What the exercise asks
Copy the entries verbatim, from the line with "What elements are" to the line with "category-accessories[interactable]: 配饰 —", including both of those lines. Omit the pictures from your copy.

The records
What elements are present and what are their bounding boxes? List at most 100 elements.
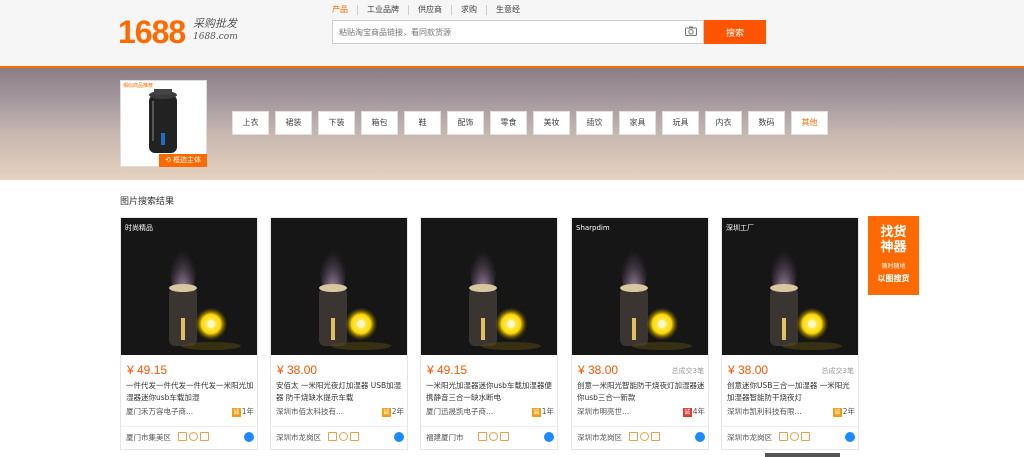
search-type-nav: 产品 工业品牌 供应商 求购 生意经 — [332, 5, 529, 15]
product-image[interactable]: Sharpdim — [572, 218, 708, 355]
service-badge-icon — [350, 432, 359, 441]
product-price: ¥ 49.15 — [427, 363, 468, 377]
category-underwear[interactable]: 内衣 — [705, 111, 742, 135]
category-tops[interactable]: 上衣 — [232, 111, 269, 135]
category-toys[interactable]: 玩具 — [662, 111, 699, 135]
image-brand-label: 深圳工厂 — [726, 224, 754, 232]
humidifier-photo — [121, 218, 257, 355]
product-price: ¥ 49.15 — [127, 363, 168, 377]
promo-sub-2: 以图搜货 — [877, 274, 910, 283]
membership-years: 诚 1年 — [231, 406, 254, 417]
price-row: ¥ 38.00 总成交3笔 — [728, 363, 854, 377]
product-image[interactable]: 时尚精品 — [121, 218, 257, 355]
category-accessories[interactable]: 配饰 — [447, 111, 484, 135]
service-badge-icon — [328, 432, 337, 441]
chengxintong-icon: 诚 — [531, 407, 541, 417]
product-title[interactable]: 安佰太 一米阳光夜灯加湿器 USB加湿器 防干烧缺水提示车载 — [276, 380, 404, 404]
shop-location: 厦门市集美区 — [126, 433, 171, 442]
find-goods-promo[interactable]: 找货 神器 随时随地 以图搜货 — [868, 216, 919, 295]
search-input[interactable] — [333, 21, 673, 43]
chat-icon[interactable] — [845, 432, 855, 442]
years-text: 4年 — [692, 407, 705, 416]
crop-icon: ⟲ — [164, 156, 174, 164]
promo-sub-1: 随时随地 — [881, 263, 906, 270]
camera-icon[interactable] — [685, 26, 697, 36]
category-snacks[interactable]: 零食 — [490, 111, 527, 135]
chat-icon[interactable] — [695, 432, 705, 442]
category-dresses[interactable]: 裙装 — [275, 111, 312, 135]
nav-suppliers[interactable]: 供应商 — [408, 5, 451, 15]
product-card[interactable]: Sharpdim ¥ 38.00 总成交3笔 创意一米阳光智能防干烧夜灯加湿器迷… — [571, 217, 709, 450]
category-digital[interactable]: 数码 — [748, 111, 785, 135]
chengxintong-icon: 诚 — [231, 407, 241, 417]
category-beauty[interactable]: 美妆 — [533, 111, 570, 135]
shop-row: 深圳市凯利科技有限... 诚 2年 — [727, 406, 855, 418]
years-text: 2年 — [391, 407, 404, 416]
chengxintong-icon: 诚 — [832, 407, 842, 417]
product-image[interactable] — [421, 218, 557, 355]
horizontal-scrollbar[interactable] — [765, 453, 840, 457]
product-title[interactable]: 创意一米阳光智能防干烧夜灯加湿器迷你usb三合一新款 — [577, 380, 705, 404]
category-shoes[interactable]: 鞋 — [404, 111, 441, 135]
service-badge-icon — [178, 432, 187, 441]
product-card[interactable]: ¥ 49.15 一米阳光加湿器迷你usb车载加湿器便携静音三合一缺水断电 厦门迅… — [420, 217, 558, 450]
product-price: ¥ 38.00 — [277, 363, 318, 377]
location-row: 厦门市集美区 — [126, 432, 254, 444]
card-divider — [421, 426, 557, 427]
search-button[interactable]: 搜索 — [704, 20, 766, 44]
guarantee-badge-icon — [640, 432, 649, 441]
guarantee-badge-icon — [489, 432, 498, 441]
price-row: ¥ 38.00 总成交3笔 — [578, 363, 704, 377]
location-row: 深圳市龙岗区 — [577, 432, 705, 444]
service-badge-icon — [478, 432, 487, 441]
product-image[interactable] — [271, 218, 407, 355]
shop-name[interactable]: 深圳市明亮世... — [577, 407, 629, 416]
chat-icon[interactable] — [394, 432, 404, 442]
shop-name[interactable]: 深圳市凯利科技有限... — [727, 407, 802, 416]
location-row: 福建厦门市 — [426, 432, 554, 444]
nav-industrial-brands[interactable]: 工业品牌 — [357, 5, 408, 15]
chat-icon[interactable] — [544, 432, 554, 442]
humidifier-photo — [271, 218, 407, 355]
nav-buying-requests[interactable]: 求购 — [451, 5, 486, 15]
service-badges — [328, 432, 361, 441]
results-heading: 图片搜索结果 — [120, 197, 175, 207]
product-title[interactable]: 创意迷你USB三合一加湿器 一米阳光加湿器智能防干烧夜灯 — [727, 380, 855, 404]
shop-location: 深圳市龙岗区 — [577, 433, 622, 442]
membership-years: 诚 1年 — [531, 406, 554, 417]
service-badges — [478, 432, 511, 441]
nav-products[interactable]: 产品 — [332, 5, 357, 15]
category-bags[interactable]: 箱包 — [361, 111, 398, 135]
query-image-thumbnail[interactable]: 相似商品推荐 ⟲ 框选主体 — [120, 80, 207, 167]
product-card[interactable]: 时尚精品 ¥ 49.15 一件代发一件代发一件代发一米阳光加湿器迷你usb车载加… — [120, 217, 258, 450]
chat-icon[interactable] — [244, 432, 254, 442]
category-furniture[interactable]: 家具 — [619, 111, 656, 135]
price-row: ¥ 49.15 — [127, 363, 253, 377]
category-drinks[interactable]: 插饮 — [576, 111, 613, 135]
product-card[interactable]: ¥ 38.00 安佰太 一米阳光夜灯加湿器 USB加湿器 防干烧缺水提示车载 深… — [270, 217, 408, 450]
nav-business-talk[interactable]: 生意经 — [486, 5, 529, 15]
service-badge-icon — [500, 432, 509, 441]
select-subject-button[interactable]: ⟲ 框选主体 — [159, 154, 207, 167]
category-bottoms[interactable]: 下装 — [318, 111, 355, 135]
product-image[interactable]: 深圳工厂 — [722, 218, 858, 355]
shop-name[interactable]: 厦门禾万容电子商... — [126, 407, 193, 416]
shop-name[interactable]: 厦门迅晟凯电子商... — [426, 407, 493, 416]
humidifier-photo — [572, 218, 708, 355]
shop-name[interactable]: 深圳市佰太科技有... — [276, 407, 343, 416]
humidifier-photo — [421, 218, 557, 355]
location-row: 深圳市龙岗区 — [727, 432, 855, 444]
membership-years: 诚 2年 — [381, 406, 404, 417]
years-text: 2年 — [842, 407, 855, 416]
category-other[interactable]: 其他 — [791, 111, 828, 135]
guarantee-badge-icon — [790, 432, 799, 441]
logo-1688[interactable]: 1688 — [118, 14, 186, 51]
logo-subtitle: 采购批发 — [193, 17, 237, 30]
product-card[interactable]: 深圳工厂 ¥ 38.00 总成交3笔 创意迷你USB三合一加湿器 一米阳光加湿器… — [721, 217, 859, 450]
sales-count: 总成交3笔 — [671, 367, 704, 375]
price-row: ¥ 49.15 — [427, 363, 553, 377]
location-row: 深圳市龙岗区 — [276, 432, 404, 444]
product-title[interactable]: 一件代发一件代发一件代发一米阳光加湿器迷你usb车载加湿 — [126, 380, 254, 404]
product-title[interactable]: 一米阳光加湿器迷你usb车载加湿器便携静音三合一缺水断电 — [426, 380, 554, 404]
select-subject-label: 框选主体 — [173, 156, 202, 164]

...

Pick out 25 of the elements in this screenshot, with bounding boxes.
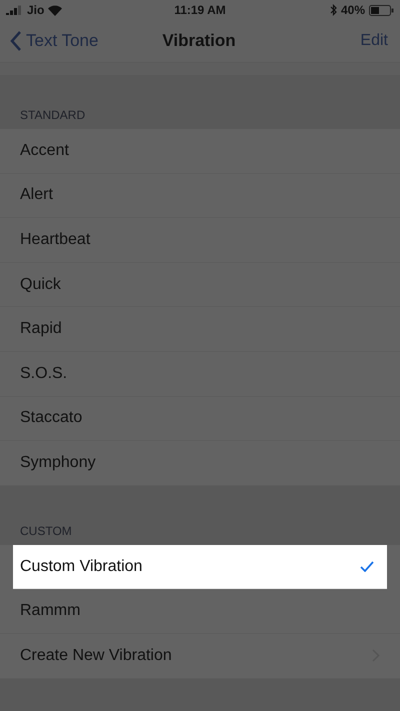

---

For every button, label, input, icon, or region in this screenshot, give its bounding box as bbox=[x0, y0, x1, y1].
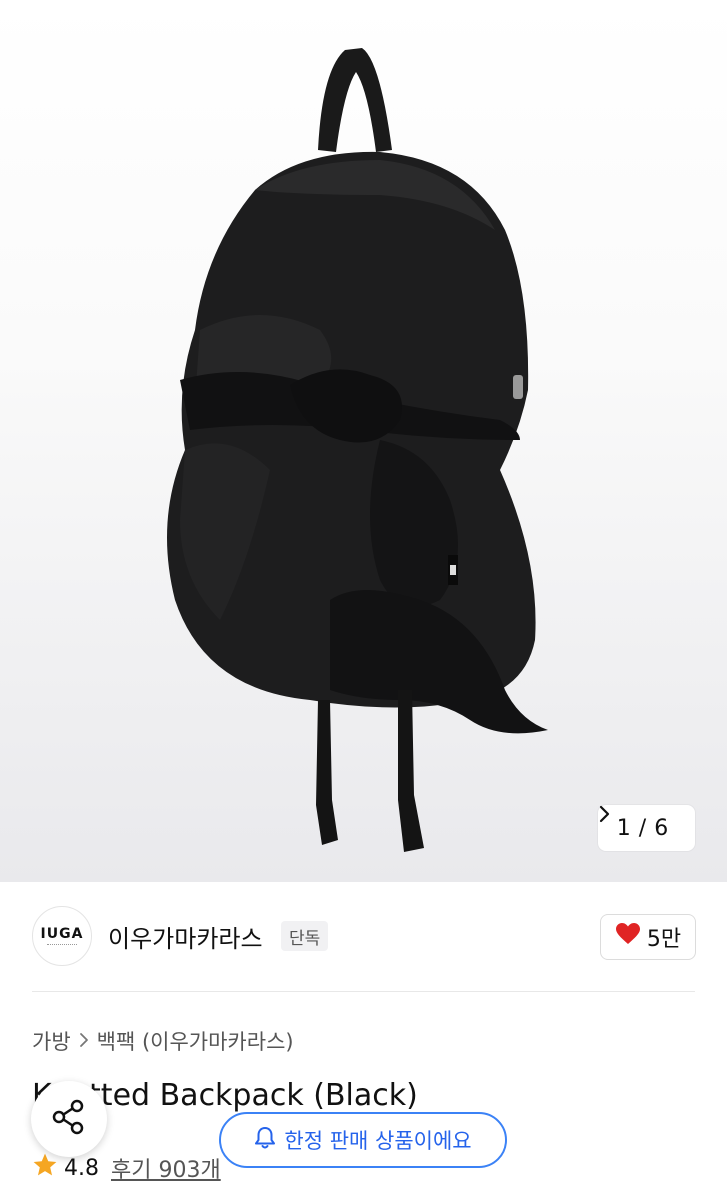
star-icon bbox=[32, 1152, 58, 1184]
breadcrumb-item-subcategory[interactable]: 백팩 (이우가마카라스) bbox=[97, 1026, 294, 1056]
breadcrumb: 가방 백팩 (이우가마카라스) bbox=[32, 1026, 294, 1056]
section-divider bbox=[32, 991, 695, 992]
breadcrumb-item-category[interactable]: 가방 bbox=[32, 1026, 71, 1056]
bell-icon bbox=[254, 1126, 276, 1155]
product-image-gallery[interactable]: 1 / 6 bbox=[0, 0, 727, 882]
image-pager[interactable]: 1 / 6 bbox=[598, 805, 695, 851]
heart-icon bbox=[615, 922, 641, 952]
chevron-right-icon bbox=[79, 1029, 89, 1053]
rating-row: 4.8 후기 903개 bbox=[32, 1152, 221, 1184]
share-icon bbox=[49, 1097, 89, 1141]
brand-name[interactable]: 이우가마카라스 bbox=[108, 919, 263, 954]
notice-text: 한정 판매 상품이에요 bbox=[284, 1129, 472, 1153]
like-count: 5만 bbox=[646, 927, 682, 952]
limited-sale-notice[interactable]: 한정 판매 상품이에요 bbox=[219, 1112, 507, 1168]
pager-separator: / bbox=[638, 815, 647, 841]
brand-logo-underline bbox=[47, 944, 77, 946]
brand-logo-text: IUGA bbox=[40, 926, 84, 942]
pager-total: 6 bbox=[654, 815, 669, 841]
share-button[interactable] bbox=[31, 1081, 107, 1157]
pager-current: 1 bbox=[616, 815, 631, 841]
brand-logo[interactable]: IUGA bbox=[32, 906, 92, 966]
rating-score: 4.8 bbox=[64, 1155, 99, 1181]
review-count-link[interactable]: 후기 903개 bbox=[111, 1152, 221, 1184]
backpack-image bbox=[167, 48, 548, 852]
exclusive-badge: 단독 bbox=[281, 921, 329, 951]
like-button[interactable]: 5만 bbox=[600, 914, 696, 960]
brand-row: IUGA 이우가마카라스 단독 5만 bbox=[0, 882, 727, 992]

Exercise output
What elements are present and what are their bounding boxes? List at most 100 elements.
search-type-nav: 产品 工业品牌 供应商 求购 生意经 — [332, 5, 529, 15]
product-image[interactable]: Sharpdim — [572, 218, 708, 355]
service-badge-icon — [350, 432, 359, 441]
product-price: ¥ 49.15 — [427, 363, 468, 377]
category-underwear[interactable]: 内衣 — [705, 111, 742, 135]
category-tops[interactable]: 上衣 — [232, 111, 269, 135]
category-toys[interactable]: 玩具 — [662, 111, 699, 135]
image-brand-label: 深圳工厂 — [726, 224, 754, 232]
humidifier-photo — [121, 218, 257, 355]
product-price: ¥ 49.15 — [127, 363, 168, 377]
promo-sub-2: 以图搜货 — [877, 274, 910, 283]
membership-years: 诚 1年 — [231, 406, 254, 417]
price-row: ¥ 38.00 总成交3笔 — [728, 363, 854, 377]
product-image[interactable]: 时尚精品 — [121, 218, 257, 355]
category-accessories[interactable]: 配饰 — [447, 111, 484, 135]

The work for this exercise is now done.